> [Exercise instructions]: From the material below, list every line containing "JSON".

==== Extracted material

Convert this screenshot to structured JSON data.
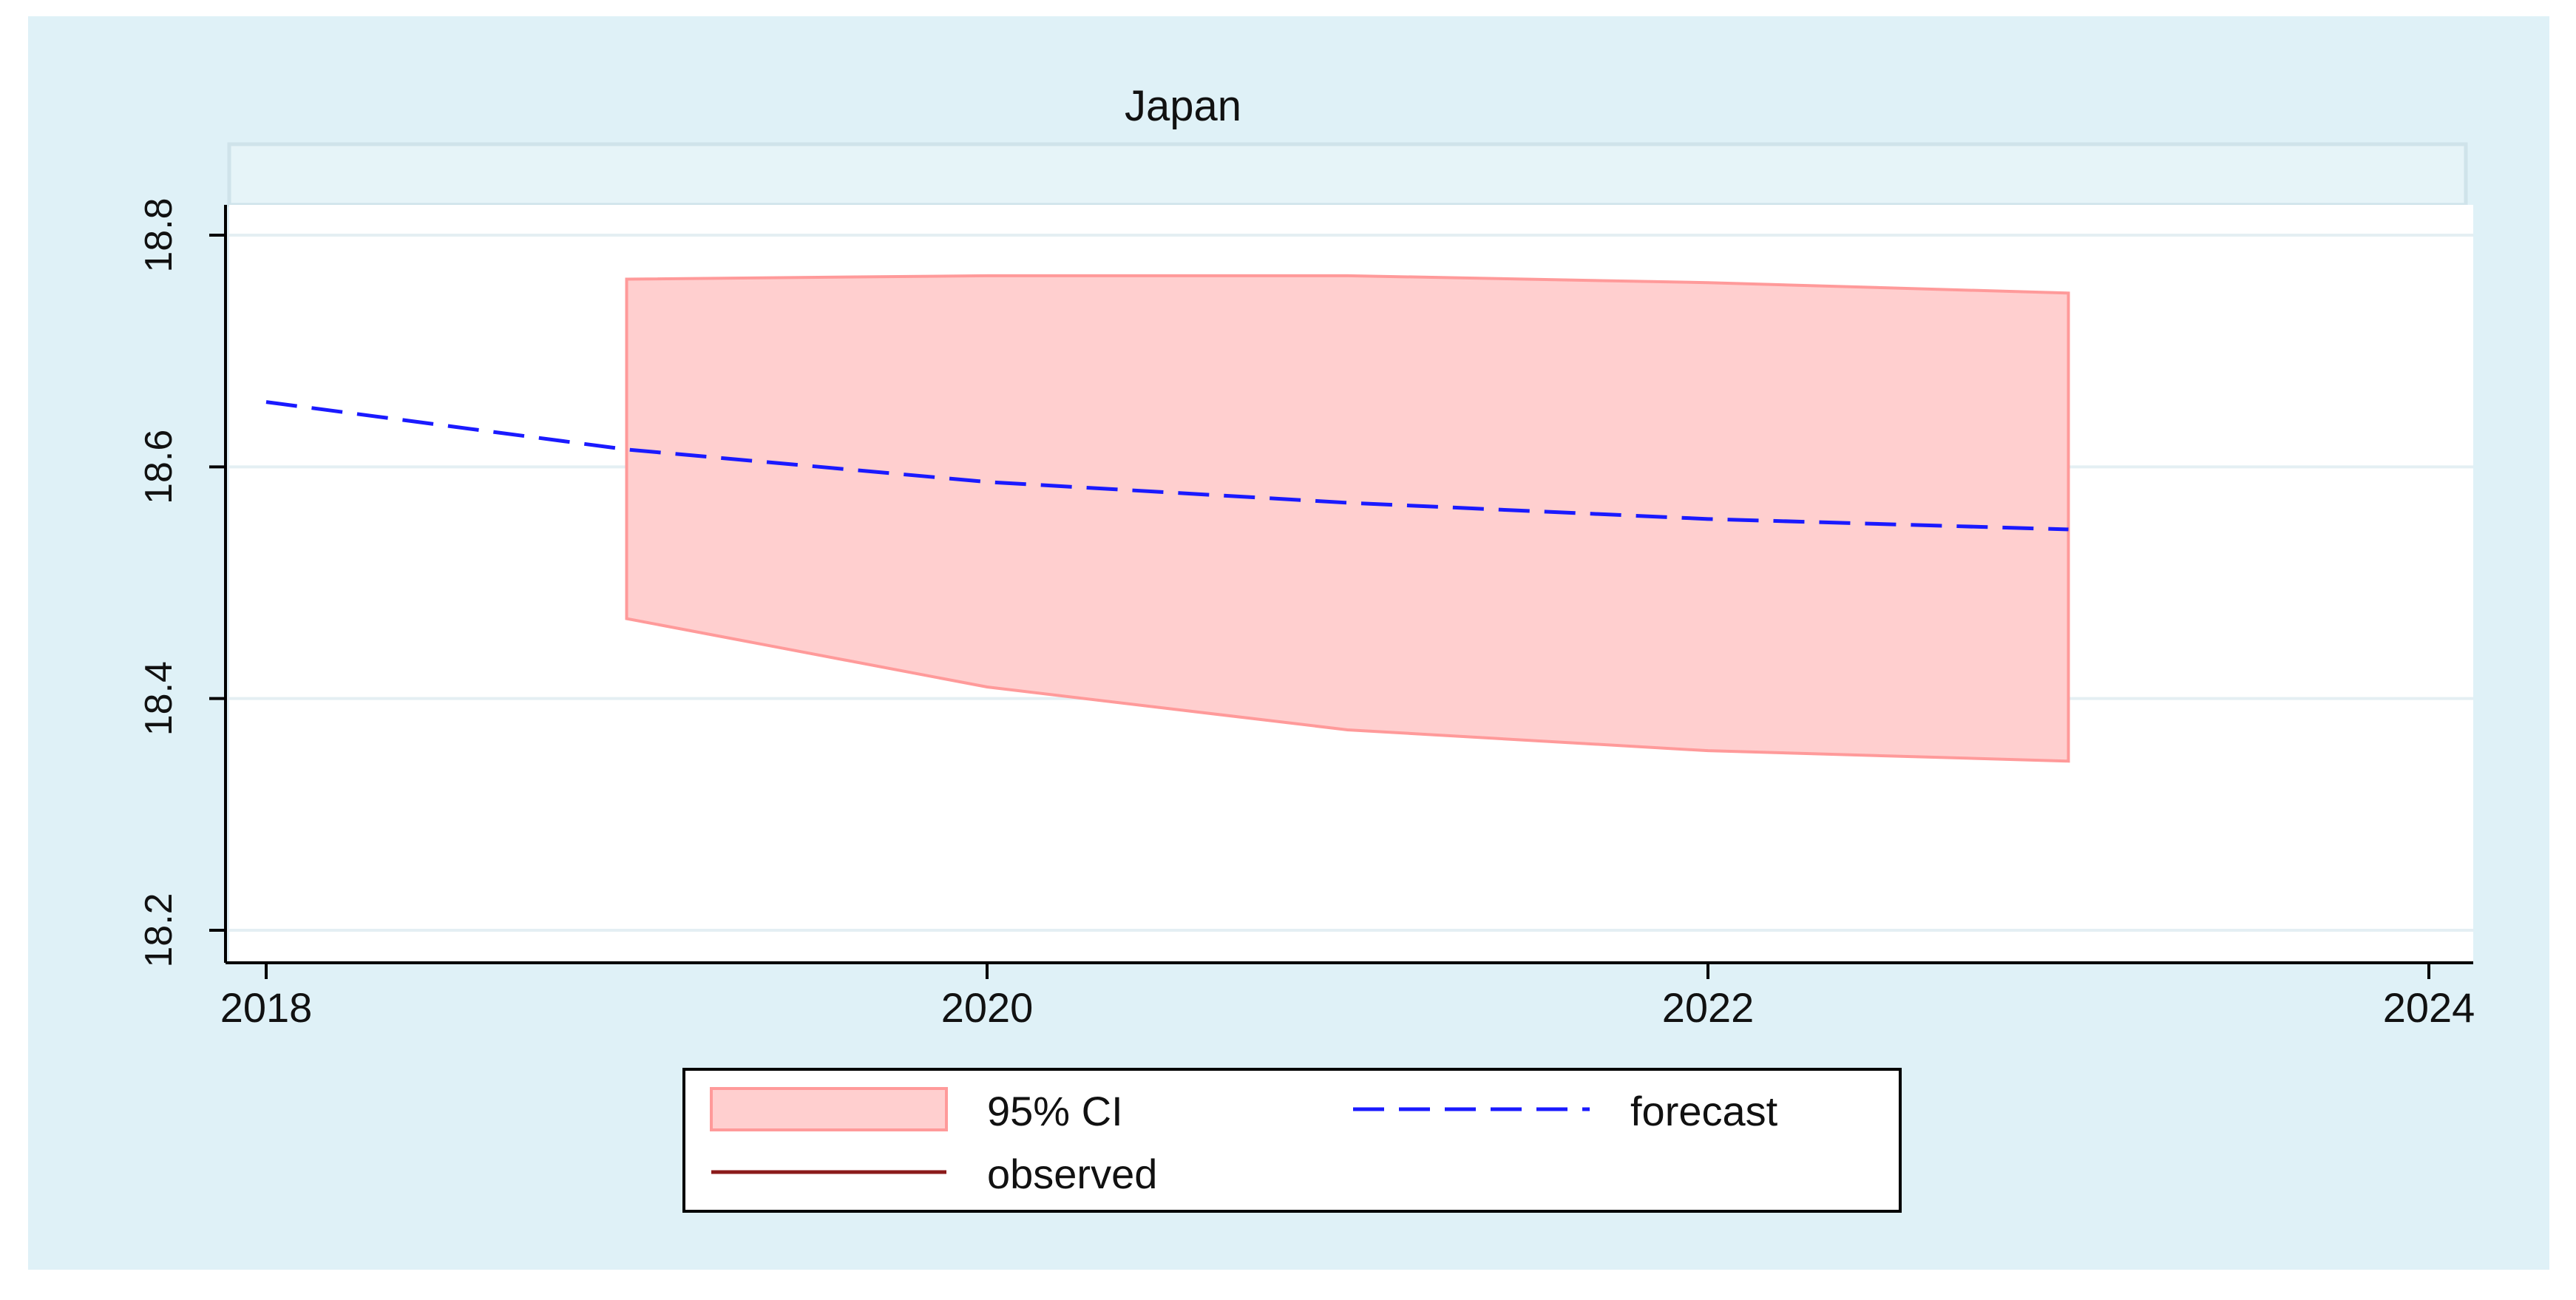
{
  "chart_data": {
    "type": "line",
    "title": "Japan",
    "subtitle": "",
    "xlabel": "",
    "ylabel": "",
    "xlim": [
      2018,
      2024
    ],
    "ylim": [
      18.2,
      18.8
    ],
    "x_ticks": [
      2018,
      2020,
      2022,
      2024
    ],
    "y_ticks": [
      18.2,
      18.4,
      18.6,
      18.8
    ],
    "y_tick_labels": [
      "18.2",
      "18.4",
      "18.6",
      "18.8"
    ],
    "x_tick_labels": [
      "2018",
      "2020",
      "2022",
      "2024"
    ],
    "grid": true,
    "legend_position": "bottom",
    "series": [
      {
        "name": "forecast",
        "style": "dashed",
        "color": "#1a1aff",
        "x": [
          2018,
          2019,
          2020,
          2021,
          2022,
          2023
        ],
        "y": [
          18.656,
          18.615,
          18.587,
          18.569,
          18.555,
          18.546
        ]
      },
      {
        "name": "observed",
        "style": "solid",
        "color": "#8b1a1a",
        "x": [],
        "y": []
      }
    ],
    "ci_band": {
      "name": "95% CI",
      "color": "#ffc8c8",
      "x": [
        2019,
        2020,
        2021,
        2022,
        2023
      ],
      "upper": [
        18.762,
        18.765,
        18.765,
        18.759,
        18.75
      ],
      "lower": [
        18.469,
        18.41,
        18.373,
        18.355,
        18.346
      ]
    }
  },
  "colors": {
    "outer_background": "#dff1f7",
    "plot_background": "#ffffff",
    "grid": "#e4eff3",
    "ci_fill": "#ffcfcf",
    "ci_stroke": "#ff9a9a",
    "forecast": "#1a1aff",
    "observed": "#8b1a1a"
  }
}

========
==== Extracted material

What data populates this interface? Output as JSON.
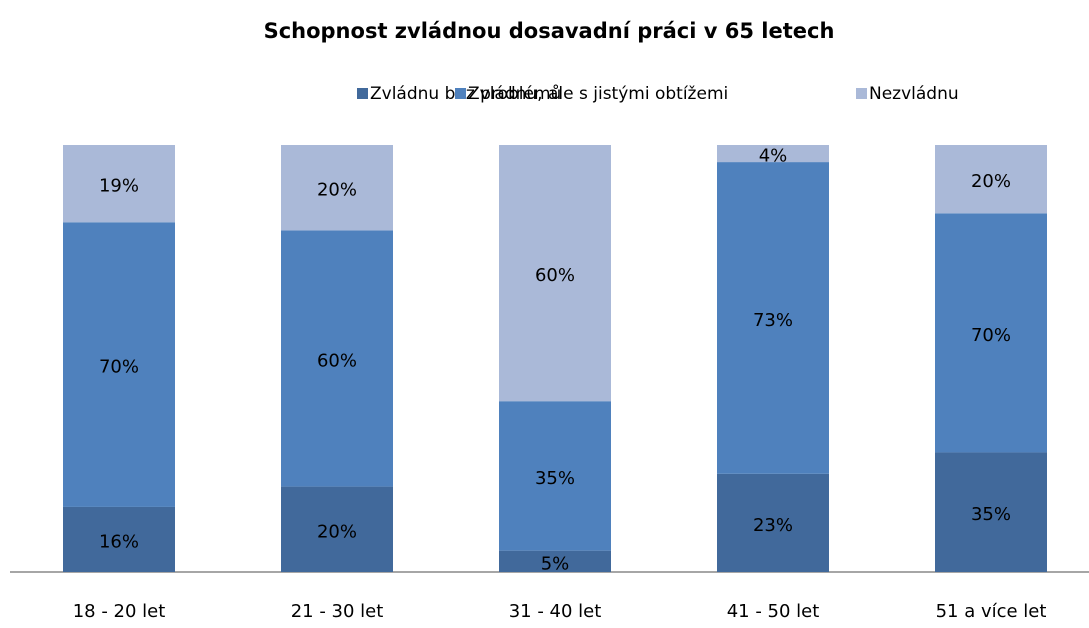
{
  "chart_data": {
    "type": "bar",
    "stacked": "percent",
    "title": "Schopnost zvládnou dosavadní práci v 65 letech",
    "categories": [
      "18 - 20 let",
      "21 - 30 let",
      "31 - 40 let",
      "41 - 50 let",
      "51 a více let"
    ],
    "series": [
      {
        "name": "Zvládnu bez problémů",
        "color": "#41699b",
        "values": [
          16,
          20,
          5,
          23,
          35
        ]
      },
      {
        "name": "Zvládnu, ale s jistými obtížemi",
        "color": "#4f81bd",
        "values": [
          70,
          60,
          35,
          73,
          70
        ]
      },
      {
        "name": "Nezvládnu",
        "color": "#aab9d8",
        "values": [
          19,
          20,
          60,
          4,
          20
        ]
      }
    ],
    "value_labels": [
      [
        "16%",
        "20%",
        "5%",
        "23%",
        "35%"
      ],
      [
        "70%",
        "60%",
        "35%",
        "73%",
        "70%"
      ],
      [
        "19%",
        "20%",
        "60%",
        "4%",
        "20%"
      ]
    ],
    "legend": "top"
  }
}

========

> [Complete response]:
Convert this screenshot to structured JSON data.
What data populates this interface? Output as JSON.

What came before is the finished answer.